[Supplied records]:

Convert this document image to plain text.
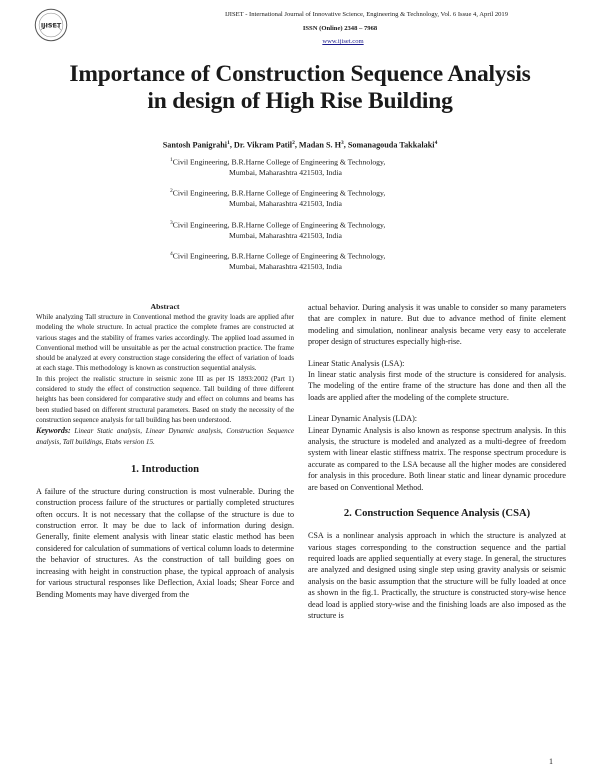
IJISET
IJISET - International Journal of Innovative Science, Engineering & Technology, Vol. 6 Issue 4, April 2019
ISSN (Online) 2348 – 7968
www.ijiset.com
Importance of Construction Sequence Analysis
in design of High Rise Building
Santosh Panigrahi$^1$, Dr. Vikram Patil$^2$, Madan S. $H^3$, Somanagouda Takkalaki$^4$
$^1$Civil Engineering, B.R.Harne College of Engineering & Technology,
Mumbai, Maharashtra 421503, India
$^2$Civil Engineering, B.R.Harne College of Engineering & Technology,
Mumbai, Maharashtra 421503, India
$^3$Civil Engineering, B.R.Harne College of Engineering & Technology,
Mumbai, Maharashtra 421503, India
$^4$Civil Engineering, B.R.Harne College of Engineering & Technology,
Mumbai, Maharashtra 421503, India
Abstract

While analyzing Tall structure in Conventional method the gravity loads are applied after modeling the whole structure. In actual practice the complete frames are constructed at various stages and the stability of frames varies accordingly. The applied load assumed in Conventional method will be unsuitable as per the actual construction practice. The frame should be analyzed at every construction stage considering the effect of variation of loads at each stage. This methodology is known as construction sequential analysis.

In this project the realistic structure in seismic zone III as per IS 1893:2002 (Part 1) considered to study the effect of construction sequence. Tall building of three different heights has been considered for comparative study and effect on columns and beams has been studied based on different structural parameters. Based on study the necessity of the construction sequence analysis for tall building has been understood.

Keywords: Linear Static analysis, Linear Dynamic analysis, Construction Sequence analysis, Tall buildings, Etabs version 15.

1. Introduction

A failure of the structure during construction is most vulnerable. During the construction process failure of the structures or partially completed structures often occurs. It is not necessary that the collapse of the structure is due to construction error. It may be due to lack of information during design. Generally, finite element analysis with linear static elastic method has been considered for calculation of summations of vertical column loads to determine the behavior of structures. As the construction of tall building goes on increasing with height in construction phase, the typical approach of analysis for various structural responses like Deflection, Axial loads; Shear Force and Bending Moments may have diverged from the

actual behavior. During analysis it was unable to consider so many parameters that are complex in nature. But due to advance method of finite element modeling and simulation, nonlinear analysis became very easy to accelerate proper design of structures especially high-rise.

Linear Static Analysis (LSA):

In linear static analysis first mode of the structure is considered for analysis. The modeling of the entire frame of the structure has done and then all the loads are applied after the modeling of the complete structure.

Linear Dynamic Analysis (LDA):

Linear Dynamic Analysis is also known as response spectrum analysis. In this analysis, the structure is modeled and analyzed as a multi-degree of freedom system with linear elastic stiffness matrix. The response spectrum procedure is accurate as compared to the LSA because all the higher modes are considered for analysis in this procedure. Both linear static and linear dynamic procedure are based on Conventional Method.

2. Construction Sequence Analysis (CSA)

CSA is a nonlinear analysis approach in which the structure is analyzed at various stages corresponding to the construction sequence and the partial required loads are applied sequentially at every stage. In general, the structures are analyzed and designed using single step using gravity analysis or seismic analysis on the basic assumption that the structure will be fully loaded at once as shown in the fig.1. Practically, the structure is constructed story-wise hence dead load is applied story-wise and the finishing loads are also imposed as the structure is

1
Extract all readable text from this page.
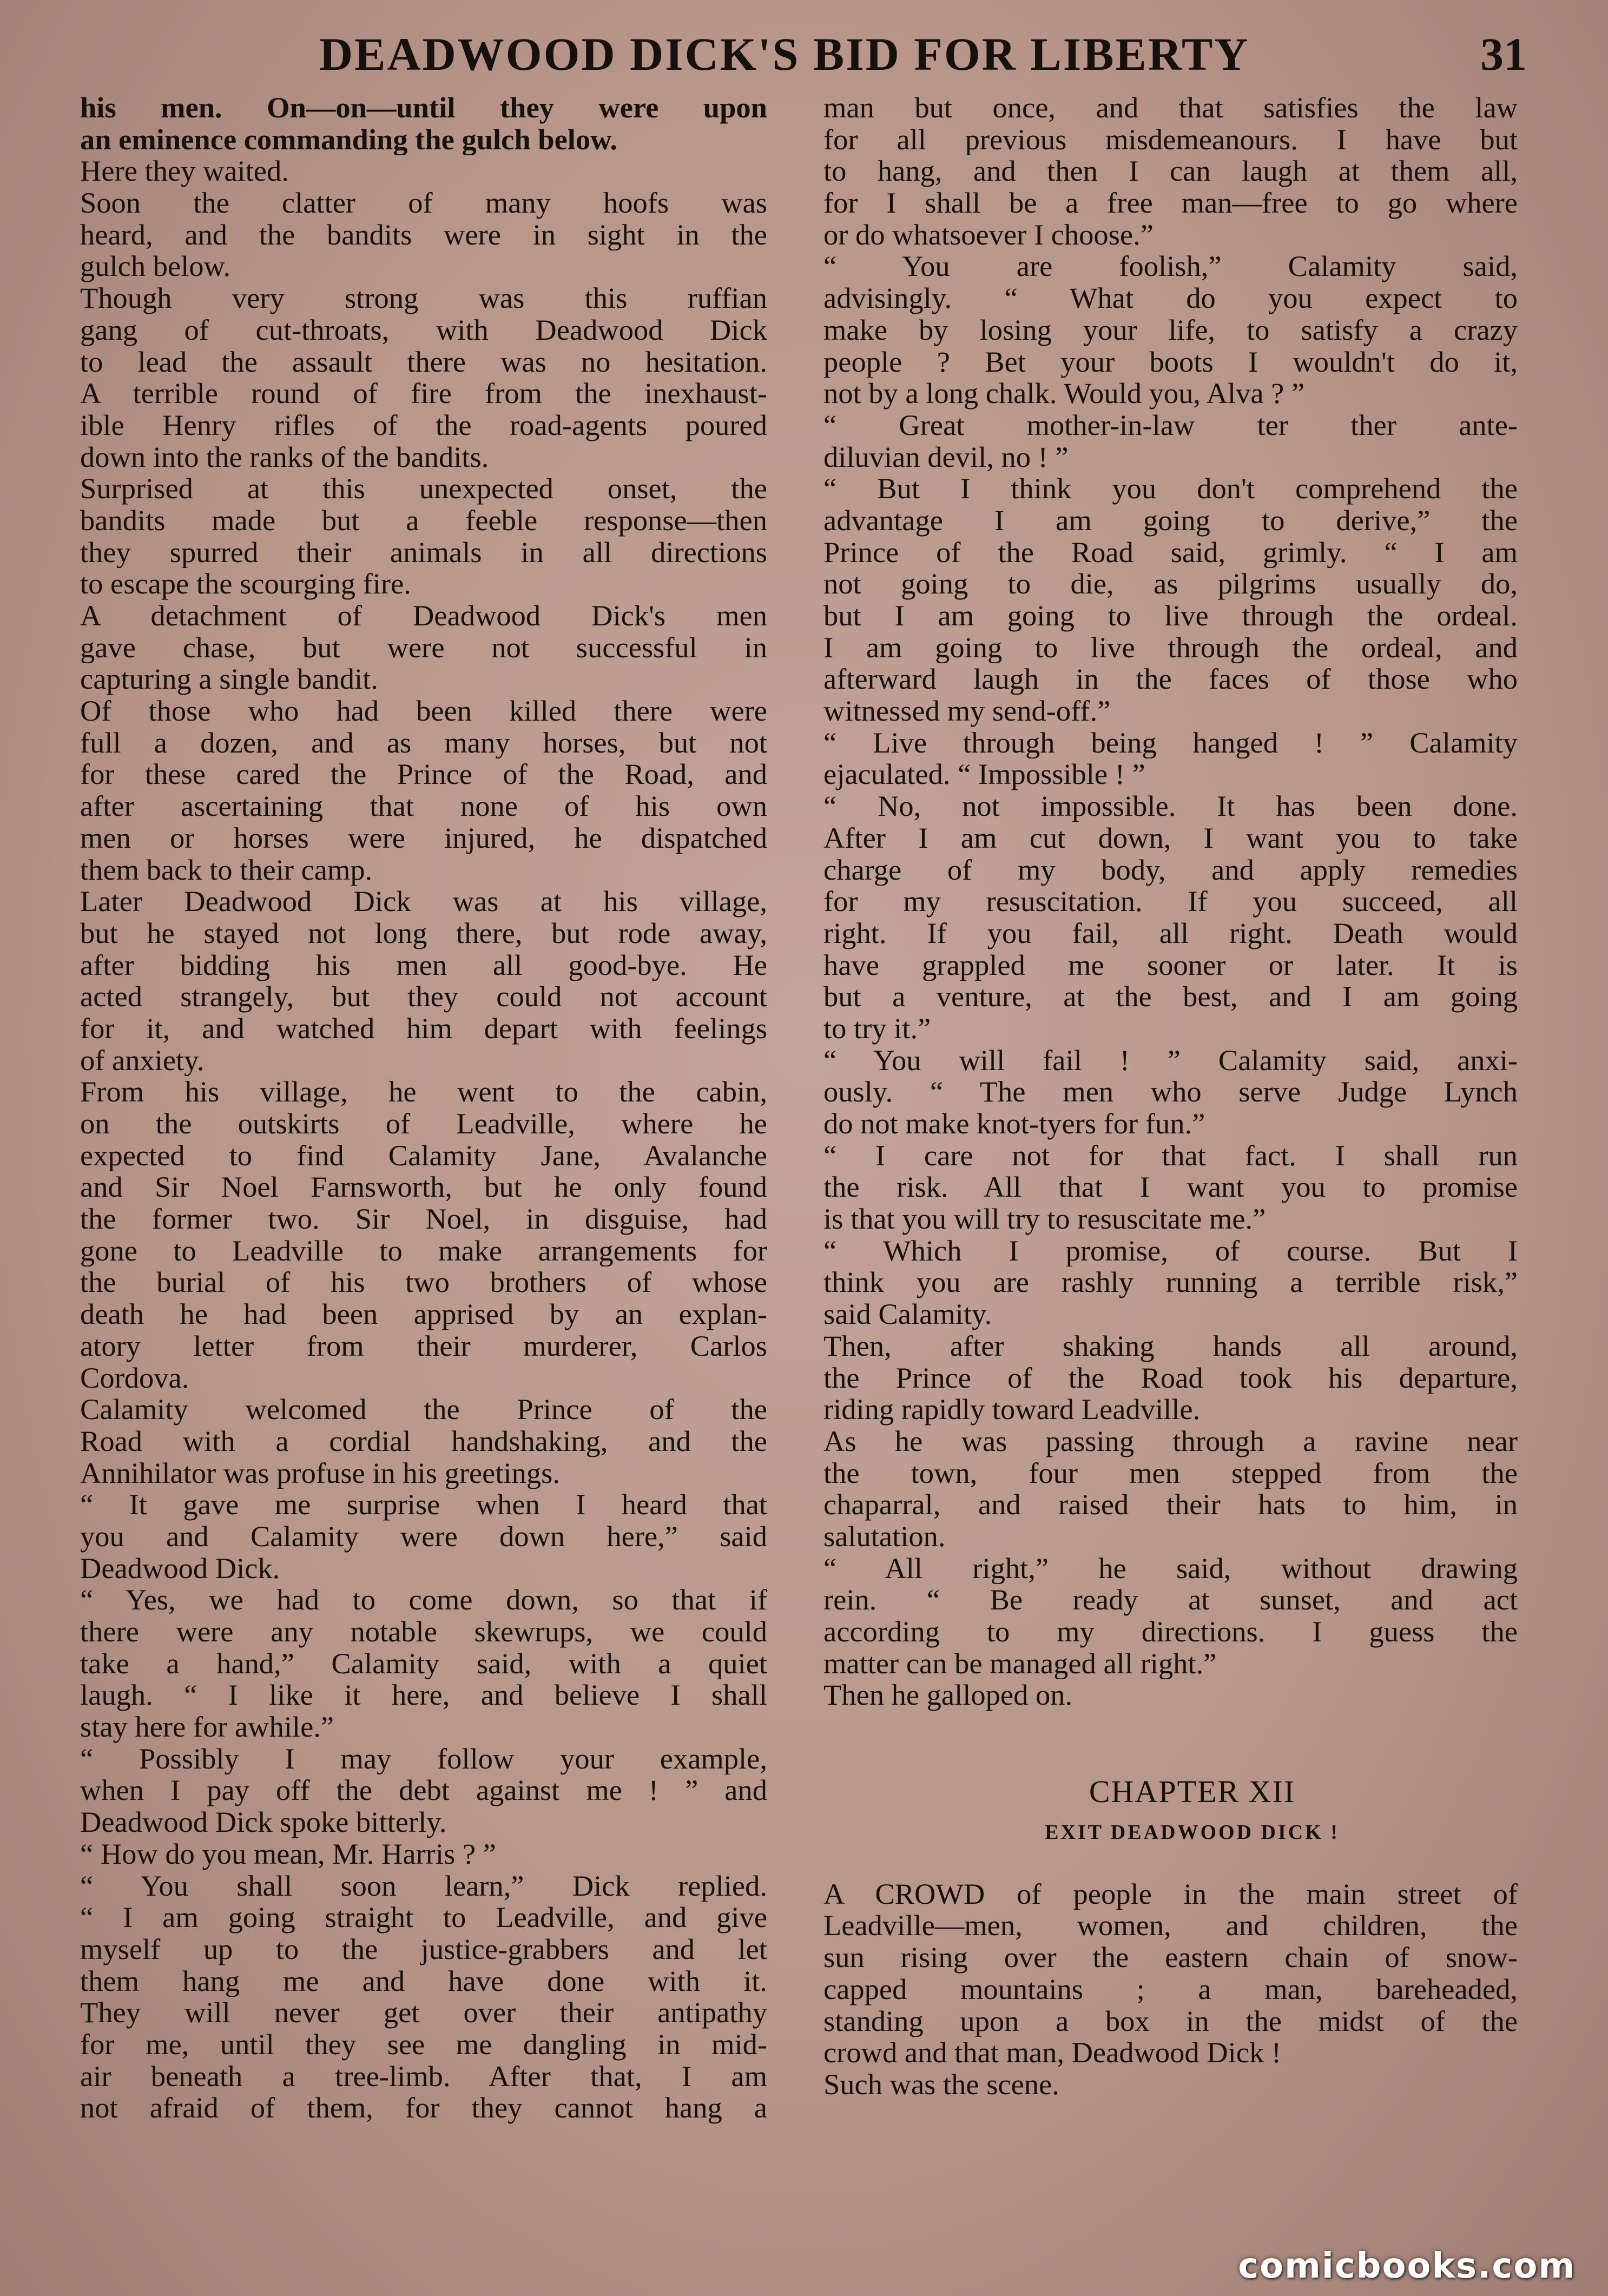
DEADWOOD DICK'S BID FOR LIBERTY	31
his men. On—on—until they were upon
an eminence commanding the gulch below.
Here they waited.
Soon the clatter of many hoofs was
heard, and the bandits were in sight in the
gulch below.
Though very strong was this ruffian
gang of cut-throats, with Deadwood Dick
to lead the assault there was no hesitation.
A terrible round of fire from the inexhaust-
ible Henry rifles of the road-agents poured
down into the ranks of the bandits.
Surprised at this unexpected onset, the
bandits made but a feeble response—then
they spurred their animals in all directions
to escape the scourging fire.
A detachment of Deadwood Dick's men
gave chase, but were not successful in
capturing a single bandit.
Of those who had been killed there were
full a dozen, and as many horses, but not
for these cared the Prince of the Road, and
after ascertaining that none of his own
men or horses were injured, he dispatched
them back to their camp.
Later Deadwood Dick was at his village,
but he stayed not long there, but rode away,
after bidding his men all good-bye. He
acted strangely, but they could not account
for it, and watched him depart with feelings
of anxiety.
From his village, he went to the cabin,
on the outskirts of Leadville, where he
expected to find Calamity Jane, Avalanche
and Sir Noel Farnsworth, but he only found
the former two. Sir Noel, in disguise, had
gone to Leadville to make arrangements for
the burial of his two brothers of whose
death he had been apprised by an explan-
atory letter from their murderer, Carlos
Cordova.
Calamity welcomed the Prince of the
Road with a cordial handshaking, and the
Annihilator was profuse in his greetings.
“ It gave me surprise when I heard that
you and Calamity were down here,” said
Deadwood Dick.
“ Yes, we had to come down, so that if
there were any notable skewrups, we could
take a hand,” Calamity said, with a quiet
laugh. “ I like it here, and believe I shall
stay here for awhile.”
“ Possibly I may follow your example,
when I pay off the debt against me ! ” and
Deadwood Dick spoke bitterly.
“ How do you mean, Mr. Harris ? ”
“ You shall soon learn,” Dick replied.
“ I am going straight to Leadville, and give
myself up to the justice-grabbers and let
them hang me and have done with it.
They will never get over their antipathy
for me, until they see me dangling in mid-
air beneath a tree-limb. After that, I am
not afraid of them, for they cannot hang a
man but once, and that satisfies the law
for all previous misdemeanours. I have but
to hang, and then I can laugh at them all,
for I shall be a free man—free to go where
or do whatsoever I choose.”
“ You are foolish,” Calamity said,
advisingly. “ What do you expect to
make by losing your life, to satisfy a crazy
people ? Bet your boots I wouldn't do it,
not by a long chalk. Would you, Alva ? ”
“ Great mother-in-law ter ther ante-
diluvian devil, no ! ”
“ But I think you don't comprehend the
advantage I am going to derive,” the
Prince of the Road said, grimly. “ I am
not going to die, as pilgrims usually do,
but I am going to live through the ordeal.
I am going to live through the ordeal, and
afterward laugh in the faces of those who
witnessed my send-off.”
“ Live through being hanged ! ” Calamity
ejaculated. “ Impossible ! ”
“ No, not impossible. It has been done.
After I am cut down, I want you to take
charge of my body, and apply remedies
for my resuscitation. If you succeed, all
right. If you fail, all right. Death would
have grappled me sooner or later. It is
but a venture, at the best, and I am going
to try it.”
“ You will fail ! ” Calamity said, anxi-
ously. “ The men who serve Judge Lynch
do not make knot-tyers for fun.”
“ I care not for that fact. I shall run
the risk. All that I want you to promise
is that you will try to resuscitate me.”
“ Which I promise, of course. But I
think you are rashly running a terrible risk,”
said Calamity.
Then, after shaking hands all around,
the Prince of the Road took his departure,
riding rapidly toward Leadville.
As he was passing through a ravine near
the town, four men stepped from the
chaparral, and raised their hats to him, in
salutation.
“ All right,” he said, without drawing
rein. “ Be ready at sunset, and act
according to my directions. I guess the
matter can be managed all right.”
Then he galloped on.
CHAPTER XII
EXIT DEADWOOD DICK !
A CROWD of people in the main street of
Leadville—men, women, and children, the
sun rising over the eastern chain of snow-
capped mountains ; a man, bareheaded,
standing upon a box in the midst of the
crowd and that man, Deadwood Dick !
Such was the scene.
comicbooks.com
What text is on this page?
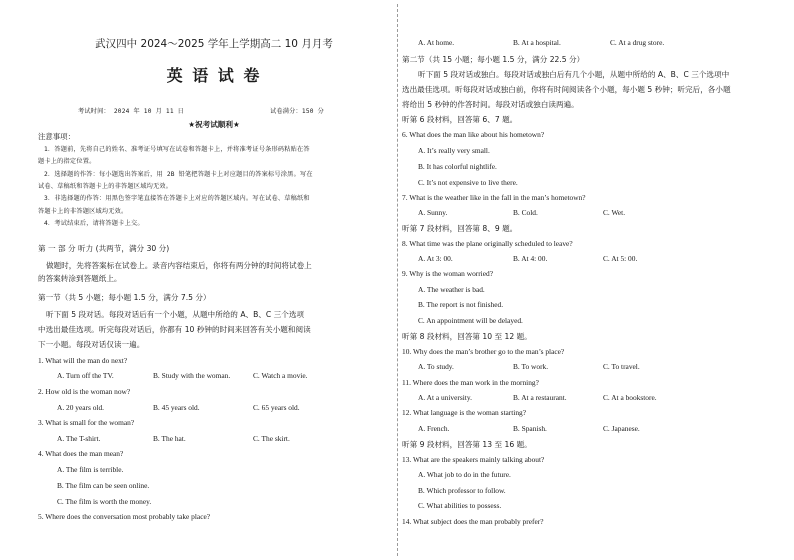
武汉四中 2024～2025 学年上学期高二 10 月月考
英 语 试 卷
考试时间： 2024 年 10 月 11 日	试卷满分：150 分
★祝考试顺利★
注意事项：
1．答题前，先将自己的姓名、准考证号填写在试卷和答题卡上，并将准考证号条形码粘贴在答
题卡上的指定位置。
2．选择题的作答：每小题选出答案后，用 2B 铅笔把答题卡上对应题目的答案标号涂黑。写在
试卷、草稿纸和答题卡上的非答题区域均无效。
3．非选择题的作答：用黑色签字笔直接答在答题卡上对应的答题区域内。写在试卷、草稿纸和
答题卡上的非答题区域均无效。
4．考试结束后，请将答题卡上交。
第 一 部 分 听力 (共两节，满分 30 分)
做题时，先将答案标在试卷上。录音内容结束后，你将有两分钟的时间将试卷上
的答案转涂到答题纸上。
第一节（共 5 小题；每小题 1.5 分，满分 7.5 分）
听下面 5 段对话。每段对话后有一个小题，从题中所给的 A、B、C 三个选项
中选出最佳选项。听完每段对话后，你都有 10 秒钟的时间来回答有关小题和阅读
下一小题。每段对话仅读一遍。
1. What will the man do next?
A. Turn off the TV.	B. Study with the woman.	C. Watch a movie.
2. How old is the woman now?
A. 20 years old.	B. 45 years old.	C. 65 years old.
3. What is small for the woman?
A. The T-shirt.	B. The hat.	C. The skirt.
4. What does the man mean?
A. The film is terrible.
B. The film can be seen online.
C. The film is worth the money.
5. Where does the conversation most probably take place?
A. At home.	B. At a hospital.	C. At a drug store.
第二节（共 15 小题；每小题 1.5 分，满分 22.5 分）
听下面 5 段对话或独白。每段对话或独白后有几个小题，从题中所给的 A、B、C 三个选项中
选出最佳选项。听每段对话或独白前，你将有时间阅读各个小题，每小题 5 秒钟；听完后，各小题
将给出 5 秒钟的作答时间。每段对话或独白读两遍。
听第 6 段材料，回答第 6、7 题。
6. What does the man like about his hometown?
A. It’s really very small.
B. It has colorful nightlife.
C. It’s not expensive to live there.
7. What is the weather like in the fall in the man’s hometown?
A. Sunny.	B. Cold.	C. Wet.
听第 7 段材料，回答第 8、9 题。
8. What time was the plane originally scheduled to leave?
A. At 3: 00.	B. At 4: 00.	C. At 5: 00.
9. Why is the woman worried?
A. The weather is bad.
B. The report is not finished.
C. An appointment will be delayed.
听第 8 段材料，回答第 10 至 12 题。
10. Why does the man’s brother go to the man’s place?
A. To study.	B. To work.	C. To travel.
11. Where does the man work in the morning?
A. At a university.	B. At a restaurant.	C. At a bookstore.
12. What language is the woman starting?
A. French.	B. Spanish.	C. Japanese.
听第 9 段材料，回答第 13 至 16 题。
13. What are the speakers mainly talking about?
A. What job to do in the future.
B. Which professor to follow.
C. What abilities to possess.
14. What subject does the man probably prefer?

[Problem statement]: Pick out all lines containing the string "Noel".

[Task response]:
and Sir Noel Farnsworth, but he only found
the former two. Sir Noel, in disguise, had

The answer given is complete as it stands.